Translate this sentence from the Cortex page into Spanish: "The system automatically selects the best available tier (3 → 2.5 → 2 → 1) and falls back gracefully."

Source document →
::::
# Cortex

A high-performance, locally-hosted AI memory system that stores, indexes, and retrieves contextual knowledge via MCP (Model Context Protocol). Designed for Claude Code, but works with any MCP client.

## Installation

```bash
npm install -g @londer/cortex
```

Or from source:

```bash
git clone https://github.com/londer/cortex.git
cd cortex
npm install
npm run build
```

## Quick Start

```bash
# 1. Set up storage backends (Qdrant + Neo4j via Docker)
cortex setup

# 2. Start the MCP server
cortex serve
```

## Claude Code Integration

```bash
# Add Cortex to Claude Code
claude mcp add cortex -- cortex serve

# Generate Claude Code instructions for your project
cortex init

# Or set up global instructions (applies to all projects)
cortex init --global
```

Or manually add to your MCP config:

```json
{
  "servers": {
    "cortex": {
      "command": "cortex",
      "args": ["serve"]
    }
  }
}
```

## LLM Setup (Optional)

Cortex works fully without an API key. Adding one unlocks higher-quality extraction and smart consolidation.

```bash
# Via CLI
cortex config set anthropic_api_key sk-ant-your-key-here

# Or via environment variable
export ANTHROPIC_API_KEY=sk-ant-your-key-here
```

### Ollama (Local LLM)

For privacy-first LLM extraction without an API key, install [Ollama](https://ollama.ai):

```bash
# Check Ollama status
cortex ollama status

# Pull the default model
cortex ollama pull

# Or configure a different model
cortex config set ollama_model mistral
```

## Extraction Tiers

Cortex uses a tiered entity extraction system:

| Tier | Method | Quality | Latency | Cost | Requirements |
|------|--------|---------|---------|------|-------------|
| 1 | Regex + Heuristics | Basic | < 1ms | Free | Always available |
| 2 | NLP (compromise.js) | Good | < 50ms | Free | Always available |
| 2.5 | Ollama (local LLM) | Good+ | 1-5s | Free | Ollama running locally |
| 3 | LLM (Claude API) | Best | 500ms-2s | ~$0.002/call | API key required |

The system automatically selects the best available tier (3 → 2.5 → 2 → 1) and falls back gracefully.
::::
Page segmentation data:
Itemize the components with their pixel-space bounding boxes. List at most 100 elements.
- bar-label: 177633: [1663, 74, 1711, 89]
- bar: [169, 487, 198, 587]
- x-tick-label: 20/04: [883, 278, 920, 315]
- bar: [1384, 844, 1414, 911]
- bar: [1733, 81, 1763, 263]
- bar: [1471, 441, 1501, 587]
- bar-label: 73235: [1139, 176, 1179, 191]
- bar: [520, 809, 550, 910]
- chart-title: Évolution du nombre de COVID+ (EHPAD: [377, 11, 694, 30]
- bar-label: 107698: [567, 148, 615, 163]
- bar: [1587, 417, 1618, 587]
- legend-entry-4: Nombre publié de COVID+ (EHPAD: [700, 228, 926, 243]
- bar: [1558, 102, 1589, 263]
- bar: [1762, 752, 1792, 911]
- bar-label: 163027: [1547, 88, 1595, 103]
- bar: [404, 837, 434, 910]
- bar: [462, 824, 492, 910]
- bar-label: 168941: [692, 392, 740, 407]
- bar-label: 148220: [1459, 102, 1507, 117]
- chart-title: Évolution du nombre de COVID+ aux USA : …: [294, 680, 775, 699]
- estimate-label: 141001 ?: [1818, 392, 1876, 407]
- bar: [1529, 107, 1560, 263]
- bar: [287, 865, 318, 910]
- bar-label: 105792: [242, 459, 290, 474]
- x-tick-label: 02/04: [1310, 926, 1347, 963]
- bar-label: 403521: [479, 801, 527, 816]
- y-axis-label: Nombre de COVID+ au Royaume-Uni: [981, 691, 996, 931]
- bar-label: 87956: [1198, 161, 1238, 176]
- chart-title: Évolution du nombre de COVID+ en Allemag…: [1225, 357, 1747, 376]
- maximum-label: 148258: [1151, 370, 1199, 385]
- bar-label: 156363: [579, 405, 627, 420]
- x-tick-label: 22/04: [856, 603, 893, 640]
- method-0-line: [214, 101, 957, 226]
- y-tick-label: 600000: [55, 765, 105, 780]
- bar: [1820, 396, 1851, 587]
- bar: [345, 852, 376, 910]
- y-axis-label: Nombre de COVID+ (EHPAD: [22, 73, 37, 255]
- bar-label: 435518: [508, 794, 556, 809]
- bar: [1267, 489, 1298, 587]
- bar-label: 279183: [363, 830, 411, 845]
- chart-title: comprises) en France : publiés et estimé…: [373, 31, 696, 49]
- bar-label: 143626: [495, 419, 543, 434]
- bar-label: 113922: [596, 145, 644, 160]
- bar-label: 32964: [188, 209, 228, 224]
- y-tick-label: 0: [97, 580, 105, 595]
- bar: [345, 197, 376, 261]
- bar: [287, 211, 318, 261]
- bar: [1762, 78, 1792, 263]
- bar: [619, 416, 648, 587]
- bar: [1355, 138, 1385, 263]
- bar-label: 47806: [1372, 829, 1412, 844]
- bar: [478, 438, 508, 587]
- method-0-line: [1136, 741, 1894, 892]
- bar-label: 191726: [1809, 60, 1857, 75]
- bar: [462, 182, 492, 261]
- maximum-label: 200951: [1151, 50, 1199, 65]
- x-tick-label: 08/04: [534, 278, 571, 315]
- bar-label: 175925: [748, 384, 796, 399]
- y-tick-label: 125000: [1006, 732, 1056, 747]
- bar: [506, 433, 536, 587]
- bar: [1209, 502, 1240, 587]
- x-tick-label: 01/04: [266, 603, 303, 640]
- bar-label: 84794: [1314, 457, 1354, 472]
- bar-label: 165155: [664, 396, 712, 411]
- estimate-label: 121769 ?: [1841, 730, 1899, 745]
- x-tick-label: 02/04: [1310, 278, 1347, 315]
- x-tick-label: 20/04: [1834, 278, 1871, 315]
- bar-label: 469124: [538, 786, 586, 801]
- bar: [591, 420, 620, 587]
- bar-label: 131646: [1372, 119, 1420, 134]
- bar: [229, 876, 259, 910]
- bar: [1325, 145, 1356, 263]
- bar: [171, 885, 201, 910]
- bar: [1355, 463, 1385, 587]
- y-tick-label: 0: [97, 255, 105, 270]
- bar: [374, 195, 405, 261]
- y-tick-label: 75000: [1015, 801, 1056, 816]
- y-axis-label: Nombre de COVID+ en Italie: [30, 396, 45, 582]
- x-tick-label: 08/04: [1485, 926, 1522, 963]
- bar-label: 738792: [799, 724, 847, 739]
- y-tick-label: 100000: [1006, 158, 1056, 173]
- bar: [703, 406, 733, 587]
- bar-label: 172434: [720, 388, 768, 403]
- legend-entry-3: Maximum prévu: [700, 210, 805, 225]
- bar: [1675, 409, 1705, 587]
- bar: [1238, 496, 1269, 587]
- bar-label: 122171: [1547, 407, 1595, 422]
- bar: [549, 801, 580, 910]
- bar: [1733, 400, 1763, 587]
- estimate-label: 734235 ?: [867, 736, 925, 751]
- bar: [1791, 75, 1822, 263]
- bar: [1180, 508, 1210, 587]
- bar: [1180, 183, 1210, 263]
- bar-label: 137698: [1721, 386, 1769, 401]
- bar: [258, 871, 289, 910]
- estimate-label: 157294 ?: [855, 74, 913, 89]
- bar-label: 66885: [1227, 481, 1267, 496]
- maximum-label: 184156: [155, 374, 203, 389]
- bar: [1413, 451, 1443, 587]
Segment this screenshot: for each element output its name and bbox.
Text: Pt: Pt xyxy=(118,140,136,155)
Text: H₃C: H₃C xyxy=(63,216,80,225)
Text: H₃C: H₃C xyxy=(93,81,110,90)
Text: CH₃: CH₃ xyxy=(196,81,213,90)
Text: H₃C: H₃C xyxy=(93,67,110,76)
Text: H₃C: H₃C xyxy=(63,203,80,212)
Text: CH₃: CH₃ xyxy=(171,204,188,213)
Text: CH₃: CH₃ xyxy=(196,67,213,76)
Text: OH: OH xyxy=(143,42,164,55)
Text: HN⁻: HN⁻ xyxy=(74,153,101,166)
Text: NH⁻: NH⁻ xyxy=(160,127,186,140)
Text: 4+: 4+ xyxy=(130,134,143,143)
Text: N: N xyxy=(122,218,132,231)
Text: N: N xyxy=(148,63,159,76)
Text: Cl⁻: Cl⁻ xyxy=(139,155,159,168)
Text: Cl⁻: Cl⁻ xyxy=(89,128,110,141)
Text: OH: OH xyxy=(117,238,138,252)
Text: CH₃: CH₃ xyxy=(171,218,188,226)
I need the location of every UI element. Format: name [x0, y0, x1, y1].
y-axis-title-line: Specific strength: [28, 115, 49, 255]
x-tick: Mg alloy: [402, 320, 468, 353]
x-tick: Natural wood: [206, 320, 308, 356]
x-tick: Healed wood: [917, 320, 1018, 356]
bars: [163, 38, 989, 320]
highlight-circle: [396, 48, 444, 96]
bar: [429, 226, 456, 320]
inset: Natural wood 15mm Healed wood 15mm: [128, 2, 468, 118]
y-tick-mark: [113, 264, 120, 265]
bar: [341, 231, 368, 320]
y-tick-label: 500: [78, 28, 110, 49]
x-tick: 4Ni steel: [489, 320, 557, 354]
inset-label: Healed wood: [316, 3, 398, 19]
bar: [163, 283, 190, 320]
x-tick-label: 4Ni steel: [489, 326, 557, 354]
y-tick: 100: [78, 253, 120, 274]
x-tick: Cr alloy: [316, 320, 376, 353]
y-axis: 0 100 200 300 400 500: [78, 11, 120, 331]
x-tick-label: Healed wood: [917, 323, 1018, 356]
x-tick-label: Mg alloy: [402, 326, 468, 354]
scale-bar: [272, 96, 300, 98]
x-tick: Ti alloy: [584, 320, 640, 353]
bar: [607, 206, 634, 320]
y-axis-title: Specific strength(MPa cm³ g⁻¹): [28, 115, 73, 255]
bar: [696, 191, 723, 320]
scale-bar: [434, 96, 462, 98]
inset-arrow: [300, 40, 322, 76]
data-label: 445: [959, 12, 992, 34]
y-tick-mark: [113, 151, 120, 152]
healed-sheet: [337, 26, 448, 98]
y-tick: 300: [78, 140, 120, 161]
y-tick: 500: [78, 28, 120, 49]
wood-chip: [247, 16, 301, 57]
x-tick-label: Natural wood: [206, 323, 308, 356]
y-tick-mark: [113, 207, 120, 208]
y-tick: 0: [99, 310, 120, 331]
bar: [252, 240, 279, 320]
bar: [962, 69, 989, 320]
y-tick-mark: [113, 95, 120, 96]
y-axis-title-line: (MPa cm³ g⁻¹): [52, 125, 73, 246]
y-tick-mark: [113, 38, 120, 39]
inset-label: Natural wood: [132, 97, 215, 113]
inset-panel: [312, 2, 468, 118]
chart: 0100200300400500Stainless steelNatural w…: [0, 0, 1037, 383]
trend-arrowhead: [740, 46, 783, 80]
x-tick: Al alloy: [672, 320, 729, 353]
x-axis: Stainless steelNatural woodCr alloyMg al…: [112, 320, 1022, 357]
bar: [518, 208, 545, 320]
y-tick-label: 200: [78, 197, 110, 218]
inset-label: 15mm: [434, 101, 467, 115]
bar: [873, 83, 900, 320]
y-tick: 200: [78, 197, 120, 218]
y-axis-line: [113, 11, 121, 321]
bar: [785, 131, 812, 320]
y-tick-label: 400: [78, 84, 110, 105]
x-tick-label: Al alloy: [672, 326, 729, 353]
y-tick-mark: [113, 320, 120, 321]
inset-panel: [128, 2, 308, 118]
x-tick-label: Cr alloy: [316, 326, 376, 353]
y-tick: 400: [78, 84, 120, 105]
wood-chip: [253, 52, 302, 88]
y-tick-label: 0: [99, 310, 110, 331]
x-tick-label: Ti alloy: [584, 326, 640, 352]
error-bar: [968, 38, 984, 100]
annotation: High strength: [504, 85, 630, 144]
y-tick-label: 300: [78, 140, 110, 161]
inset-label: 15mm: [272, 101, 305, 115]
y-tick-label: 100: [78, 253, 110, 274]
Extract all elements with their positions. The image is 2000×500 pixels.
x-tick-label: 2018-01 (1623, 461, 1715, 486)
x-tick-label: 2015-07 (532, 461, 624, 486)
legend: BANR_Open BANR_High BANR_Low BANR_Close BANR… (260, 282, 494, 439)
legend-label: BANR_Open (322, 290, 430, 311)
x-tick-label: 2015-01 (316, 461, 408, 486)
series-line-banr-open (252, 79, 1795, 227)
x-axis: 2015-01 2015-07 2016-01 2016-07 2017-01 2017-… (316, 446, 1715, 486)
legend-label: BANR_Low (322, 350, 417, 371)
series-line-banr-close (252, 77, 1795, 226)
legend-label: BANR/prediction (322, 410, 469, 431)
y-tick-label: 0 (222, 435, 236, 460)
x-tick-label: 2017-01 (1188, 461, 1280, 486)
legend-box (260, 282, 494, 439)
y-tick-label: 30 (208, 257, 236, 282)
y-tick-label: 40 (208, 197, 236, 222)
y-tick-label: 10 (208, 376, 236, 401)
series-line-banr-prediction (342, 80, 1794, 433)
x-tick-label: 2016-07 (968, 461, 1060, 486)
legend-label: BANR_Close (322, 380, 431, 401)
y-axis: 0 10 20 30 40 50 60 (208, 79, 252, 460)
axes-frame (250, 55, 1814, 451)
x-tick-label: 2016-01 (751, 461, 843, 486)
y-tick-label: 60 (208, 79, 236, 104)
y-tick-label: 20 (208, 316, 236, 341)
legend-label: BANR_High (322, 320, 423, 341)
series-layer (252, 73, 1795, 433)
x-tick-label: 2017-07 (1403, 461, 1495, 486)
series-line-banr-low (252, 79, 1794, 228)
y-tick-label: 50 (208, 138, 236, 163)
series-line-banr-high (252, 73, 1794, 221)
::::
Expected answer → El sistema selecciona automáticamente el mejor nivel disponible (3 → 2.5 → 2 → 1) y recurre a los niveles inferiores sin problemas.